• EXERCISE PROMPT: Pick out the lines below that include the string "this".

• INPUT MATERIAL:
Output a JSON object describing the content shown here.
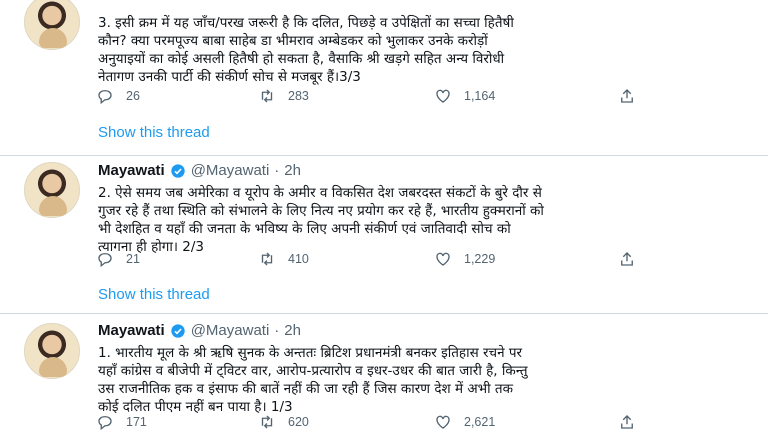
{
  "tweets": [
    {
      "name": "",
      "handle": "",
      "time": "",
      "text": "3. इसी क्रम में यह जाँच/परख जरूरी है कि दलित, पिछड़े व उपेक्षितों का सच्चा हितैषी\nकौन? क्या परमपूज्य बाबा साहेब डा भीमराव अम्बेडकर को भुलाकर उनके करोड़ों\nअनुयाइयों का कोई असली हितैषी हो सकता है, वैसाकि श्री खड़गे सहित अन्य विरोधी\nनेतागण उनकी पार्टी की संकीर्ण सोच से मजबूर हैं।3/3",
      "replies": "26",
      "retweets": "283",
      "likes": "1,164",
      "show_thread": "Show this thread",
      "icons": {
        "reply": "reply-icon",
        "retweet": "retweet-icon",
        "like": "heart-icon",
        "share": "share-icon"
      }
    },
    {
      "name": "Mayawati",
      "handle": "@Mayawati",
      "dot": "·",
      "time": "2h",
      "text": "2. ऐसे समय जब अमेरिका व यूरोप के अमीर व विकसित देश जबरदस्त संकटों के बुरे दौर से\nगुजर रहे हैं तथा स्थिति को संभालने के लिए नित्य नए प्रयोग कर रहे हैं, भारतीय हुक्मरानों को\nभी देशहित व यहाँ की जनता के भविष्य के लिए अपनी संकीर्ण एवं जातिवादी सोच को\nत्यागना ही होगा। 2/3",
      "replies": "21",
      "retweets": "410",
      "likes": "1,229",
      "show_thread": "Show this thread"
    },
    {
      "name": "Mayawati",
      "handle": "@Mayawati",
      "dot": "·",
      "time": "2h",
      "text": "1. भारतीय मूल के श्री ऋषि सुनक के अन्ततः ब्रिटिश प्रधानमंत्री बनकर इतिहास रचने पर\nयहाँ कांग्रेस व बीजेपी में ट्विटर वार, आरोप-प्रत्यारोप व इधर-उधर की बात जारी है, किन्तु\nउस राजनीतिक हक व इंसाफ की बातें नहीं की जा रही हैं जिस कारण देश में अभी तक\nकोई दलित पीएम नहीं बन पाया है। 1/3",
      "replies": "171",
      "retweets": "620",
      "likes": "2,621"
    }
  ],
  "colors": {
    "accent": "#1d9bf0",
    "muted": "#536471",
    "text": "#0f1419",
    "divider": "#cfd9de"
  }
}
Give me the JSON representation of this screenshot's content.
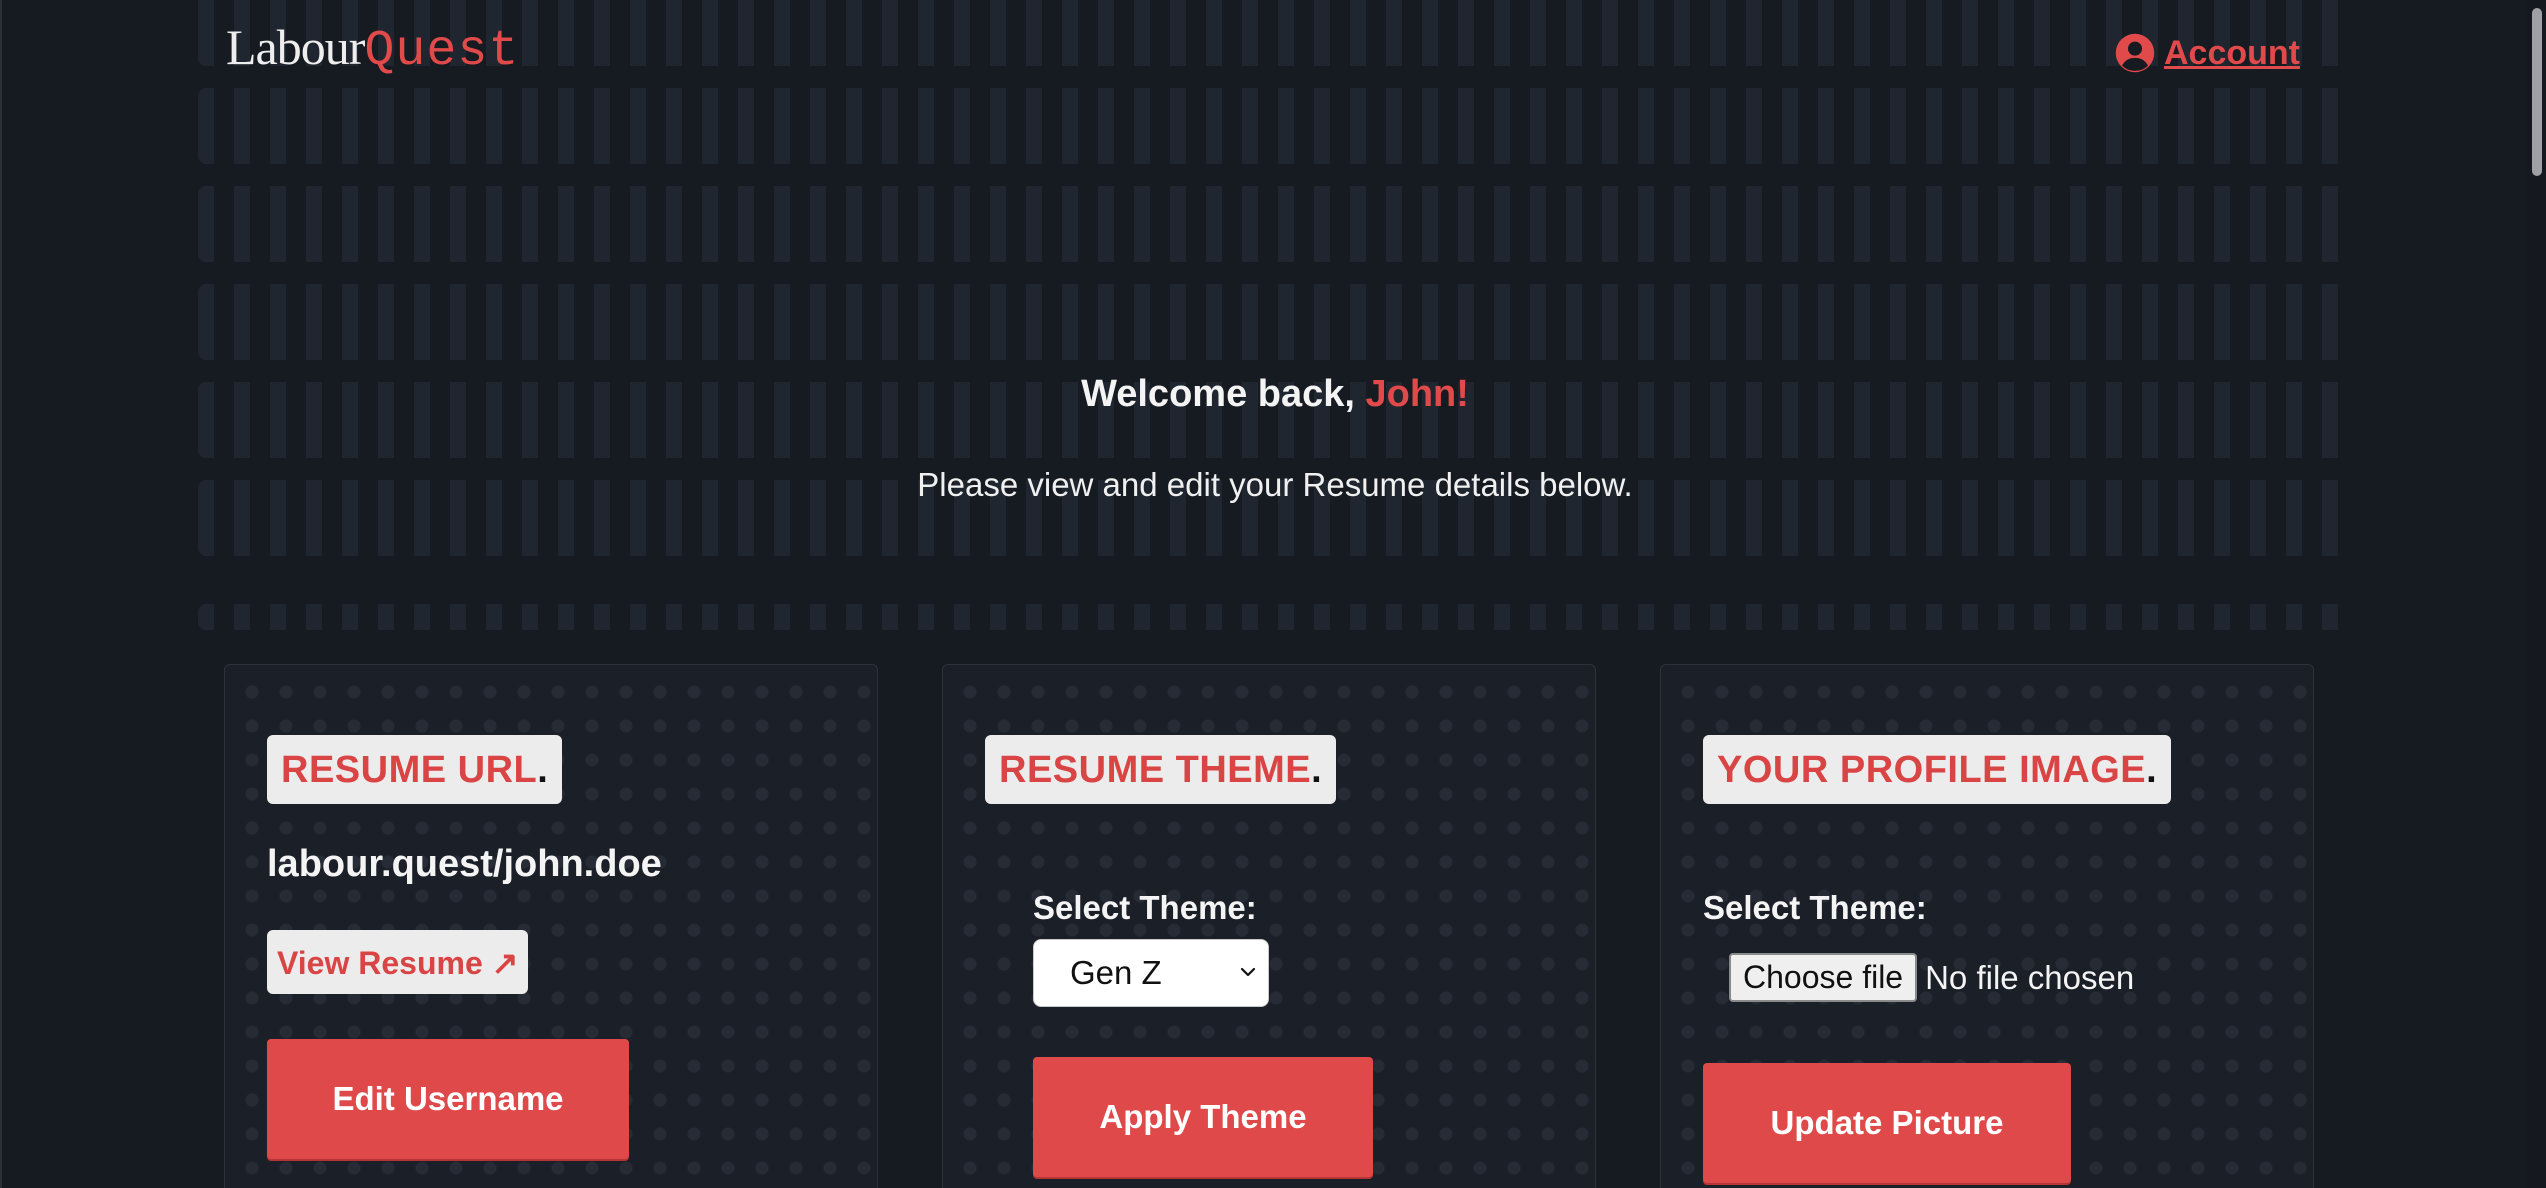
{
  "header": {
    "logo_part1": "Labour",
    "logo_part2": "Quest",
    "account_label": "Account",
    "account_icon": "user-circle-icon"
  },
  "hero": {
    "welcome_prefix": "Welcome back, ",
    "user_name": "John!",
    "subtext": "Please view and edit your Resume details below."
  },
  "cards": {
    "resume_url": {
      "heading": "RESUME URL",
      "heading_dot": ".",
      "url": "labour.quest/john.doe",
      "view_label": "View Resume ↗",
      "edit_label": "Edit Username"
    },
    "resume_theme": {
      "heading": "RESUME THEME",
      "heading_dot": ".",
      "select_label": "Select Theme:",
      "selected_theme": "Gen Z",
      "apply_label": "Apply Theme"
    },
    "profile_image": {
      "heading": "YOUR PROFILE IMAGE",
      "heading_dot": ".",
      "select_label": "Select Theme:",
      "file_button": "Choose file",
      "file_status": "No file chosen",
      "update_label": "Update Picture"
    }
  },
  "colors": {
    "accent": "#df4949",
    "background": "#161a21",
    "card_bg": "#1b1f27",
    "heading_bg": "#ececec"
  }
}
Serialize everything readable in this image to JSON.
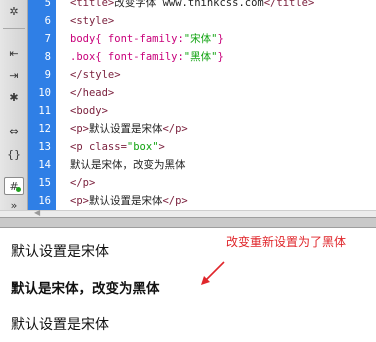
{
  "toolbar": {
    "icons": [
      "settings-icon",
      "align-left-icon",
      "align-right-icon",
      "asterisk-icon",
      "indent-icon",
      "brace-icon",
      "hash-icon",
      "chevron-down-icon"
    ]
  },
  "editor": {
    "lines": [
      {
        "num": "5",
        "segments": [
          {
            "t": "<title>",
            "c": "c-tag"
          },
          {
            "t": "改变字体 www.thinkcss.com",
            "c": "c-txt"
          },
          {
            "t": "</title>",
            "c": "c-tag"
          }
        ]
      },
      {
        "num": "6",
        "segments": [
          {
            "t": "<style>",
            "c": "c-tag"
          }
        ]
      },
      {
        "num": "7",
        "segments": [
          {
            "t": "body{ font-family:",
            "c": "c-css"
          },
          {
            "t": "\"宋体\"",
            "c": "c-str"
          },
          {
            "t": "}",
            "c": "c-css"
          }
        ]
      },
      {
        "num": "8",
        "segments": [
          {
            "t": ".box{ font-family:",
            "c": "c-css"
          },
          {
            "t": "\"黑体\"",
            "c": "c-str"
          },
          {
            "t": "}",
            "c": "c-css"
          }
        ]
      },
      {
        "num": "9",
        "segments": [
          {
            "t": "</style>",
            "c": "c-tag"
          }
        ]
      },
      {
        "num": "10",
        "segments": [
          {
            "t": "</head>",
            "c": "c-tag"
          }
        ]
      },
      {
        "num": "11",
        "segments": [
          {
            "t": "<body>",
            "c": "c-tag"
          }
        ]
      },
      {
        "num": "12",
        "segments": [
          {
            "t": "<p>",
            "c": "c-tag"
          },
          {
            "t": "默认设置是宋体",
            "c": "c-txt"
          },
          {
            "t": "</p>",
            "c": "c-tag"
          }
        ]
      },
      {
        "num": "13",
        "segments": [
          {
            "t": "<p class=",
            "c": "c-tag"
          },
          {
            "t": "\"box\"",
            "c": "c-str"
          },
          {
            "t": ">",
            "c": "c-tag"
          }
        ]
      },
      {
        "num": "14",
        "segments": [
          {
            "t": "默认是宋体，改变为黑体",
            "c": "c-txt"
          }
        ]
      },
      {
        "num": "15",
        "segments": [
          {
            "t": "</p>",
            "c": "c-tag"
          }
        ]
      },
      {
        "num": "16",
        "segments": [
          {
            "t": "<p>",
            "c": "c-tag"
          },
          {
            "t": "默认设置是宋体",
            "c": "c-txt"
          },
          {
            "t": "</p>",
            "c": "c-tag"
          }
        ]
      }
    ]
  },
  "preview": {
    "line1": "默认设置是宋体",
    "line2": "默认是宋体，改变为黑体",
    "line3": "默认设置是宋体"
  },
  "annotation": {
    "text": "改变重新设置为了黑体",
    "color": "#e0262b"
  },
  "colors": {
    "gutter": "#2f7fe6",
    "tag": "#7a1f3c",
    "string": "#11a311",
    "css": "#c8007a"
  }
}
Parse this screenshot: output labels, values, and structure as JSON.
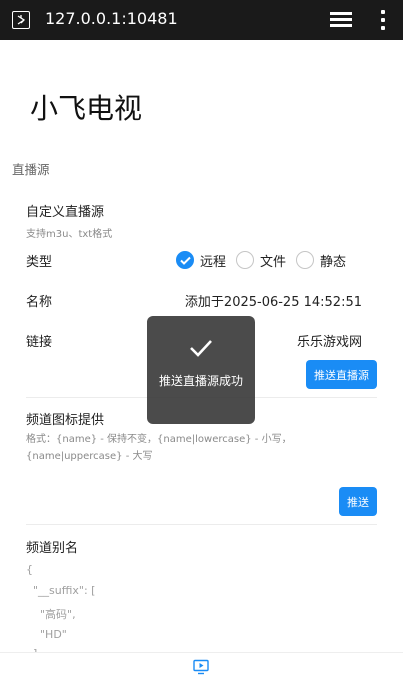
{
  "browser": {
    "url": "127.0.0.1:10481",
    "site_icon": "site-info-icon",
    "tabs_icon": "tabs-icon",
    "menu_icon": "menu-dots-icon"
  },
  "app": {
    "title": "小飞电视",
    "accent_color": "#1a8cf5"
  },
  "section": {
    "label": "直播源"
  },
  "custom_source": {
    "title": "自定义直播源",
    "subtitle": "支持m3u、txt格式",
    "type_label": "类型",
    "type_options": [
      "远程",
      "文件",
      "静态"
    ],
    "type_selected": "远程",
    "name_label": "名称",
    "name_value": "添加于2025-06-25 14:52:51",
    "link_label": "链接",
    "link_value": "乐乐游戏网",
    "push_button": "推送直播源"
  },
  "icon_provider": {
    "title": "频道图标提供",
    "hint": "格式：{name} - 保持不变，{name|lowercase} - 小写，{name|uppercase} - 大写",
    "push_button": "推送"
  },
  "alias": {
    "title": "频道别名",
    "code_lines": [
      "{",
      "  \"__suffix\": [",
      "    \"高码\",",
      "    \"HD\"",
      "  ]"
    ]
  },
  "toast": {
    "message": "推送直播源成功",
    "icon": "checkmark-icon"
  },
  "bottom_nav": {
    "icon": "tv-icon"
  }
}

• OUTPUT OF THE EXERCISE:
      "show_thread": "Show this thread",
      "show_thread": "Show this thread"
Give me the JSON representation of this screenshot's content.
Serialize everything readable in this image to JSON.
Parse this screenshot: output labels, values, and structure as JSON.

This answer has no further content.